Stored data
______________________________
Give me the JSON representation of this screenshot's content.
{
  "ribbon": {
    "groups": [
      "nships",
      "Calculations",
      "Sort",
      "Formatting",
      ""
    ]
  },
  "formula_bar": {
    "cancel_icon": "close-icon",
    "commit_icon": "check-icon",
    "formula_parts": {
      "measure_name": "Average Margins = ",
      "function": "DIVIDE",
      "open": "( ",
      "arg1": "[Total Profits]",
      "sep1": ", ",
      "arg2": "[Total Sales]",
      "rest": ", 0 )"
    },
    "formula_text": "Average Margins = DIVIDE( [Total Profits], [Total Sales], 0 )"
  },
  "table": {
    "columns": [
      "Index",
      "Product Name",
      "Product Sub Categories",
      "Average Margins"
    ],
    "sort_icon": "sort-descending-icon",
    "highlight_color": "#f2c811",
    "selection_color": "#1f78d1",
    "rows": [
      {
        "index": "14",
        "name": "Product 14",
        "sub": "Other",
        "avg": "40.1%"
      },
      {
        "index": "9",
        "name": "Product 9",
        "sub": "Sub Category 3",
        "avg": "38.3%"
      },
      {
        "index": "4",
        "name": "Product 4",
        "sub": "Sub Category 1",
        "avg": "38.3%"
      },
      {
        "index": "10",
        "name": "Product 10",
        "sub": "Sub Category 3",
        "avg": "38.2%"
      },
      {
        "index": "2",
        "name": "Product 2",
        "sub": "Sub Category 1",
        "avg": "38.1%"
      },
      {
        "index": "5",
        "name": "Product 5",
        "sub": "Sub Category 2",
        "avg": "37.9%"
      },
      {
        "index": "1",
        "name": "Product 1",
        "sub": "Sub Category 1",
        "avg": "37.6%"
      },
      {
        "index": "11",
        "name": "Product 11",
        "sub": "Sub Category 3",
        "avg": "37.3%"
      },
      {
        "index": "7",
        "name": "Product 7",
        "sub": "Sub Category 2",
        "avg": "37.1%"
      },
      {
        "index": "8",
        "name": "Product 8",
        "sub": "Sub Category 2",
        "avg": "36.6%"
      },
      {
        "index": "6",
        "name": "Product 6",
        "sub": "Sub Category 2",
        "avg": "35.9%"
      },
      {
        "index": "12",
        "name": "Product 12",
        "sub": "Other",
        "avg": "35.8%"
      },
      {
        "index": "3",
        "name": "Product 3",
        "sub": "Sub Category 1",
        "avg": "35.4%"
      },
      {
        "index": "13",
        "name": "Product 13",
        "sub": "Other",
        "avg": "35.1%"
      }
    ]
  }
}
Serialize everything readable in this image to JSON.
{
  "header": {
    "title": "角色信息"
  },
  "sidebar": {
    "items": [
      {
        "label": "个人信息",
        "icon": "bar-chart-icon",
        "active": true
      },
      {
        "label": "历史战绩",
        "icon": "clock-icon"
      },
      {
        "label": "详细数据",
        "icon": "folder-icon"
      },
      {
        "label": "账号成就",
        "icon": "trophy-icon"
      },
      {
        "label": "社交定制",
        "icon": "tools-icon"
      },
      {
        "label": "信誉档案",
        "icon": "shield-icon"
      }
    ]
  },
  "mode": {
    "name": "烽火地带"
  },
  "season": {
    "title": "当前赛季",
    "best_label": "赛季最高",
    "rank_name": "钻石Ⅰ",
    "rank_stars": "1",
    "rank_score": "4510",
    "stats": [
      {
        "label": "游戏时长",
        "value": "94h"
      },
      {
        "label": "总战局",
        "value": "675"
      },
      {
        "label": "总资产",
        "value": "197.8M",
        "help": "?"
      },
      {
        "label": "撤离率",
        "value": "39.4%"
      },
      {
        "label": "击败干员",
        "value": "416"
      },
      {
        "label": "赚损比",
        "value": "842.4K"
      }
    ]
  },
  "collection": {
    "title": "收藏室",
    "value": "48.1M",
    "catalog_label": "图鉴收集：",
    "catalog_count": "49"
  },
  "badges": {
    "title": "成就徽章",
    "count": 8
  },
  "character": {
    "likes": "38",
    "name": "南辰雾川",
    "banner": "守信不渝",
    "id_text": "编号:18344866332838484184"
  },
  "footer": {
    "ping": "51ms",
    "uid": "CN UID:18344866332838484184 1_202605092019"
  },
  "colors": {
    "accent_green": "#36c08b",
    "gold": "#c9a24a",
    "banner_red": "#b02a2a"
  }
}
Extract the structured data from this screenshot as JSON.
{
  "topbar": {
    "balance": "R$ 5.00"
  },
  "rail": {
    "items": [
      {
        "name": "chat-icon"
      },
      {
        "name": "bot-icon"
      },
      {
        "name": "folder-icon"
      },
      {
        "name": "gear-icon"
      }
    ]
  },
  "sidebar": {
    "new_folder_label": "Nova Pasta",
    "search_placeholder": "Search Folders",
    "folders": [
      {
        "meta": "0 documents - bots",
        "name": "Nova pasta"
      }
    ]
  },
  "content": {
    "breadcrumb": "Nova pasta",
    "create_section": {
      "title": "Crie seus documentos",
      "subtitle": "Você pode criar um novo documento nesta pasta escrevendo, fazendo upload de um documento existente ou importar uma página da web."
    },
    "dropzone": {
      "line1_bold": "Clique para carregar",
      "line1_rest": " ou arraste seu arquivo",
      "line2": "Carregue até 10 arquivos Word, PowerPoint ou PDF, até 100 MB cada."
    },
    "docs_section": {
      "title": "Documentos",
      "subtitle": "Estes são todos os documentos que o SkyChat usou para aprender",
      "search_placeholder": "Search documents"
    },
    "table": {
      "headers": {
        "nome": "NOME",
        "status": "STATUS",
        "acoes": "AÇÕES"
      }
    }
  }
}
______________________________
**Given exercise**
Say how many lines include the word "content"; reply with the number alone.

**Solution to the exercise**
2